- _PROVIDED DATA_:
Begin

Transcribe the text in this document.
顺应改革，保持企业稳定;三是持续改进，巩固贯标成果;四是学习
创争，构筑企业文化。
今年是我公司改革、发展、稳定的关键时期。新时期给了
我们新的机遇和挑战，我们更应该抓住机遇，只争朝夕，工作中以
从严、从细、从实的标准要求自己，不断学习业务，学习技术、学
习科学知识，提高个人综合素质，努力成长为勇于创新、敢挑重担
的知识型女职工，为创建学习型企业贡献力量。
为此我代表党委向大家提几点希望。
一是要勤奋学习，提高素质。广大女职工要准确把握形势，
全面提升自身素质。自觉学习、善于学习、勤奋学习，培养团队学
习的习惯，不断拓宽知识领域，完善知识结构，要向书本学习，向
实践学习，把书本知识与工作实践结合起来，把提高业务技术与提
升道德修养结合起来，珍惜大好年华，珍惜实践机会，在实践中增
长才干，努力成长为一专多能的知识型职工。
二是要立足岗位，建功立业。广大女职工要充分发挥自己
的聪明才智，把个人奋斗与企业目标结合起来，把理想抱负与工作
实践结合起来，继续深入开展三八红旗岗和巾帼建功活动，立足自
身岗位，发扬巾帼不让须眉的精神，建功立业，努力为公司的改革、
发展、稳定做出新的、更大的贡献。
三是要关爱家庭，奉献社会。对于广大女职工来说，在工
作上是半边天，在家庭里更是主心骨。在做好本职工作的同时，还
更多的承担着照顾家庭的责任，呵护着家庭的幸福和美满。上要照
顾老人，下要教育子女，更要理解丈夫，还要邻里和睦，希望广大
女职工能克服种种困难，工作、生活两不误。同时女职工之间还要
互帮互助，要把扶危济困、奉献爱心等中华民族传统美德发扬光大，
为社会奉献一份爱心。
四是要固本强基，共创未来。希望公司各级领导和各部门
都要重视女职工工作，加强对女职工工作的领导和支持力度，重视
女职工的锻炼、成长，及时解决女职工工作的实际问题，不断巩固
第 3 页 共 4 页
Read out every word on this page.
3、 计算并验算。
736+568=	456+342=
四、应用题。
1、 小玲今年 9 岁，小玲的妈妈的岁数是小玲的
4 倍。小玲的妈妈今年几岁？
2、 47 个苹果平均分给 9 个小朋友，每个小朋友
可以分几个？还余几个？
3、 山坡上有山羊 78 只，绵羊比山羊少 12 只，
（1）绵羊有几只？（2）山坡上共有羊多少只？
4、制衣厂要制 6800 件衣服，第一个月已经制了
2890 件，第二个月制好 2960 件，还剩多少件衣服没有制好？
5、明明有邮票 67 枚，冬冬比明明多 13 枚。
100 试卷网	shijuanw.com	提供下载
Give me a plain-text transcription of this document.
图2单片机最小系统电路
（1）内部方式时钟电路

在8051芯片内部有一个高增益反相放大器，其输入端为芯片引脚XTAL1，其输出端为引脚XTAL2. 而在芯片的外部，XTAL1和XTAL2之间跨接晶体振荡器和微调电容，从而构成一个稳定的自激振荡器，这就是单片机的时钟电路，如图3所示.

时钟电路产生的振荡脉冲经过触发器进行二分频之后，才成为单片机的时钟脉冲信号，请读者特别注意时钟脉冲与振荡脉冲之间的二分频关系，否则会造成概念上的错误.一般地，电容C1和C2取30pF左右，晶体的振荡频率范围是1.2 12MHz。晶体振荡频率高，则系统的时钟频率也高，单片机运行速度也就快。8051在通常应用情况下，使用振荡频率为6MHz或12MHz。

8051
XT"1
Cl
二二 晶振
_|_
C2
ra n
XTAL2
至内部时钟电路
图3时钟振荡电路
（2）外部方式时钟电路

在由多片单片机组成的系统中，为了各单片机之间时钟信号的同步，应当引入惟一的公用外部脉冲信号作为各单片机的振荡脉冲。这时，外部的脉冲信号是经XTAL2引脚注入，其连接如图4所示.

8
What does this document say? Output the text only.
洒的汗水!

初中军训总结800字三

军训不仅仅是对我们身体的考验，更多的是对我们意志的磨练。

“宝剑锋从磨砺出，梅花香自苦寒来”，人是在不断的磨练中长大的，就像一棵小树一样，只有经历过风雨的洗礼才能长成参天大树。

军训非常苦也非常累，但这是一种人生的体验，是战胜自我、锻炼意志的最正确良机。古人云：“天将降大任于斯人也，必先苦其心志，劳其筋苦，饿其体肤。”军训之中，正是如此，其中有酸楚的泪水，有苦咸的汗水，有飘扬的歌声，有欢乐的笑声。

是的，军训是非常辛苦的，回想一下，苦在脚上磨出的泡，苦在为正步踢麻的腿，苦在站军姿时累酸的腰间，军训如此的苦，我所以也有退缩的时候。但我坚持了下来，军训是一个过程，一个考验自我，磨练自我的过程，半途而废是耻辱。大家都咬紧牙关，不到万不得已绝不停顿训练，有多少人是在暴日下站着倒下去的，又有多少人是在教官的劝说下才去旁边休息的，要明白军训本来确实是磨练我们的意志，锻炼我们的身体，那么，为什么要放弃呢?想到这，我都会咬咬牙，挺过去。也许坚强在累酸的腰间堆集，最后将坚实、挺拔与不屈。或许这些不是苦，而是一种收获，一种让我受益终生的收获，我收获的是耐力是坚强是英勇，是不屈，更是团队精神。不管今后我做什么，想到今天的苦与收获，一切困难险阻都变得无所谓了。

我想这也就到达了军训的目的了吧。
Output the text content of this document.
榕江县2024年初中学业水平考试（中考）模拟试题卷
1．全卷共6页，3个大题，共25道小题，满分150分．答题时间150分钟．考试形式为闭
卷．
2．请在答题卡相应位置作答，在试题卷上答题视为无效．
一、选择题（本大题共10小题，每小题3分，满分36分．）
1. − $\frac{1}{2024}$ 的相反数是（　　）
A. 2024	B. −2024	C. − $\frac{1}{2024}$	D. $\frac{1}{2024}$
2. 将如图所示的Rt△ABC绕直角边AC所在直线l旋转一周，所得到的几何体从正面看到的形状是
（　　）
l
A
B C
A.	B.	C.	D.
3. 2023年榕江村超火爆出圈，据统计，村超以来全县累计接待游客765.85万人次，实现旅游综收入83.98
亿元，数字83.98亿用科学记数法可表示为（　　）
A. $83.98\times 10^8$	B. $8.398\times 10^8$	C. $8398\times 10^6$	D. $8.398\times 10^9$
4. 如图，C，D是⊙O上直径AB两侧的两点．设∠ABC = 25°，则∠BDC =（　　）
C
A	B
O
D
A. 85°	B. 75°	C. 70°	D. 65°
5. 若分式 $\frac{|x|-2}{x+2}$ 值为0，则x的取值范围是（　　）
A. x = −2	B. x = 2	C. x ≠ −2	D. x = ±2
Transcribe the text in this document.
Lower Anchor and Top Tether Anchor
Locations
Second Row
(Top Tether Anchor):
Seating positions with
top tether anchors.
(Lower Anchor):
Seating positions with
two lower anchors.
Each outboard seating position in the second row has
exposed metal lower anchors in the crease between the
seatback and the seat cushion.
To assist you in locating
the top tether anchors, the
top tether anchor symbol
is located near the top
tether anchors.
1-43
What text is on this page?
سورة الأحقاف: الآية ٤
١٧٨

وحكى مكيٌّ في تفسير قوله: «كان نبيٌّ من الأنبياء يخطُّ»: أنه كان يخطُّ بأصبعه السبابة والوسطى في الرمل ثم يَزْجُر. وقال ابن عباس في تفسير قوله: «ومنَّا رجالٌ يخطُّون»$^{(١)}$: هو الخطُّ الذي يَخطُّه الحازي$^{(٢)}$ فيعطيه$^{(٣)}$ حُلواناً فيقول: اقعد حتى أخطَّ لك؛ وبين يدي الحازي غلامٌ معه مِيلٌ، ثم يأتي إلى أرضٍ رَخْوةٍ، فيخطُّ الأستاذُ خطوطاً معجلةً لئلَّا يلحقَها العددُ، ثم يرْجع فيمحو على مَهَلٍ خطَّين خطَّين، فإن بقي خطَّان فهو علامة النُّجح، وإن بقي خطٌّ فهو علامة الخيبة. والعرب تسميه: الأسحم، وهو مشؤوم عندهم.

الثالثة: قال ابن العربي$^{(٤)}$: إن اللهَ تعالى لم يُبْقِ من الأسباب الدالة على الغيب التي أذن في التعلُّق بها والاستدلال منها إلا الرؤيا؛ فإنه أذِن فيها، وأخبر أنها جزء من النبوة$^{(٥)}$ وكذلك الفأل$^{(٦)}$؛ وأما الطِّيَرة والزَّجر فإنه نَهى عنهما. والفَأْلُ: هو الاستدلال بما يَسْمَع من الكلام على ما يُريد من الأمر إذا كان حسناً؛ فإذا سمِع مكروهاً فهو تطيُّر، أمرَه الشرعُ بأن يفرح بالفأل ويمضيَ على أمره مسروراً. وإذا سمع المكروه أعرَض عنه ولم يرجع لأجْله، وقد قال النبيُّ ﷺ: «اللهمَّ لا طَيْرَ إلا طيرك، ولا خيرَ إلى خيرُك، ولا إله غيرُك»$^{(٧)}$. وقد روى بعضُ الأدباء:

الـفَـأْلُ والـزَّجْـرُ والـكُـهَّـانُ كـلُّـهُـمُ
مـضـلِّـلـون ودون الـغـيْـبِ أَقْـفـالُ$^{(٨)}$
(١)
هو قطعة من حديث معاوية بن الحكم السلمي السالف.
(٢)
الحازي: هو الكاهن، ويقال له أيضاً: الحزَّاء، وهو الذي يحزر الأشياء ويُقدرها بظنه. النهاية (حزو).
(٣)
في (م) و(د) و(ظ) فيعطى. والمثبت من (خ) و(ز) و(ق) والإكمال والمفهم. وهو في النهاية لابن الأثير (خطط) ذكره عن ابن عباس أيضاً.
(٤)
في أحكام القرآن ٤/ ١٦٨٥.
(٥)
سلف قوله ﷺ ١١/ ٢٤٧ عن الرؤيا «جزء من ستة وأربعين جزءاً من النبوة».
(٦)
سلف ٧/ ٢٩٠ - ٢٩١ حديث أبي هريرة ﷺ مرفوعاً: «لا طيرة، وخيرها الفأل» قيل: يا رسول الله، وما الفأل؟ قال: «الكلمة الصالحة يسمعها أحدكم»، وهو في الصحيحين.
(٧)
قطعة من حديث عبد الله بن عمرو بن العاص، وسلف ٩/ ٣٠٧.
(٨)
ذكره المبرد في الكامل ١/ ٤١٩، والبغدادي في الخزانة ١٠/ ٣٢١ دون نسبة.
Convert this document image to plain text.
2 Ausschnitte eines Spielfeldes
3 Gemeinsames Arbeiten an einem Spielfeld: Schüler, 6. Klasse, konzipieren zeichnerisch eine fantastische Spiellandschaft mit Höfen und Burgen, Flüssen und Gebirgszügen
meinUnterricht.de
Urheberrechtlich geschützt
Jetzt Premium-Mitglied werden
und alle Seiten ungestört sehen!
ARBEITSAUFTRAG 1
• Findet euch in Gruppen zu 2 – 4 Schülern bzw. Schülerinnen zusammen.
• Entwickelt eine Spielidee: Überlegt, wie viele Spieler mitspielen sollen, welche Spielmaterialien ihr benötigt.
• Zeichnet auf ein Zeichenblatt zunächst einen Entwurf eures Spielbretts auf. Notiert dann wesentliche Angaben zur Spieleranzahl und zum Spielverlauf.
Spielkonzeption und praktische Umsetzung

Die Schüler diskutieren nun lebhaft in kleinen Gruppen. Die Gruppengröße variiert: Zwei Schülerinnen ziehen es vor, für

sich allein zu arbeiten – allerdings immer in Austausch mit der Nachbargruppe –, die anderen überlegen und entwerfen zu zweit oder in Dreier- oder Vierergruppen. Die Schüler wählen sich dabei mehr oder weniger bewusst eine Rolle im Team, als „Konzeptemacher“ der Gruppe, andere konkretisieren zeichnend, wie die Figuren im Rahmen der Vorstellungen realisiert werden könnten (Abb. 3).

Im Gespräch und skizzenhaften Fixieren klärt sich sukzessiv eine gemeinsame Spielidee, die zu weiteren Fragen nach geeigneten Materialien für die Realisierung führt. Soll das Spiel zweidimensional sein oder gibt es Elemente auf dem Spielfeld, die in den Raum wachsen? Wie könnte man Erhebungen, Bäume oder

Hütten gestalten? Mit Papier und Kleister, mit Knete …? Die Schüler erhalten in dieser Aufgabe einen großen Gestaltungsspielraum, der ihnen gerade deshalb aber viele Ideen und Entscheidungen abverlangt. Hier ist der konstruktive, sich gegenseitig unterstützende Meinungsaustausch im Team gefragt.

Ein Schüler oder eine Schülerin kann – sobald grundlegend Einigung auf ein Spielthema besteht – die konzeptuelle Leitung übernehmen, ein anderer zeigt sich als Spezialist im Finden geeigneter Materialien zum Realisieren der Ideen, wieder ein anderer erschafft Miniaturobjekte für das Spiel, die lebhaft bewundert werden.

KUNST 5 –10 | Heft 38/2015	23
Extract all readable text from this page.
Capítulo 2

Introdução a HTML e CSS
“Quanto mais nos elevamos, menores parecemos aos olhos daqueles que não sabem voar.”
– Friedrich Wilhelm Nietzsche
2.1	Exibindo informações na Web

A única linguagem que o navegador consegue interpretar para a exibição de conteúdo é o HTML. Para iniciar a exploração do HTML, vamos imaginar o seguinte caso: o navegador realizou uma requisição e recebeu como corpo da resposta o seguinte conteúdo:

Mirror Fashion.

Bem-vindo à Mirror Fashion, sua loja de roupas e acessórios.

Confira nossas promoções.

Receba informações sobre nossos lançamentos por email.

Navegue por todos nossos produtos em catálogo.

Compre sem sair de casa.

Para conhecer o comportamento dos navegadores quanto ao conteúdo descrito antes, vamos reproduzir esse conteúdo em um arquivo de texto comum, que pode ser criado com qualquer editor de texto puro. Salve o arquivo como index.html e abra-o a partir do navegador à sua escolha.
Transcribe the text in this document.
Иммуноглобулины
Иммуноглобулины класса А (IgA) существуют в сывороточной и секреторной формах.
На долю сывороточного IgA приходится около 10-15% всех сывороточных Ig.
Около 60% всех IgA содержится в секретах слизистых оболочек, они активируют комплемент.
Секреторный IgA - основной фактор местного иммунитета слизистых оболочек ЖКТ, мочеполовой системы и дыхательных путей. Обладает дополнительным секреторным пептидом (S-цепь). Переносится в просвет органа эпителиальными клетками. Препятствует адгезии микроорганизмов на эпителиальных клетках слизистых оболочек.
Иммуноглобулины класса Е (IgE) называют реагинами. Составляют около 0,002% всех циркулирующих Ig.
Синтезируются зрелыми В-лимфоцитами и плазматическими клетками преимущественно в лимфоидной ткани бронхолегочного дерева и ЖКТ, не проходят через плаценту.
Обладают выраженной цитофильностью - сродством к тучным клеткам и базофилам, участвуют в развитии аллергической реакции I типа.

End

- _REQUEST_:
List every line from the entries above in which "Mirror" appears.

- _RESULT OF THE EXERCISE_:
Mirror Fashion.
Bem-vindo à Mirror Fashion, sua loja de roupas e acessórios.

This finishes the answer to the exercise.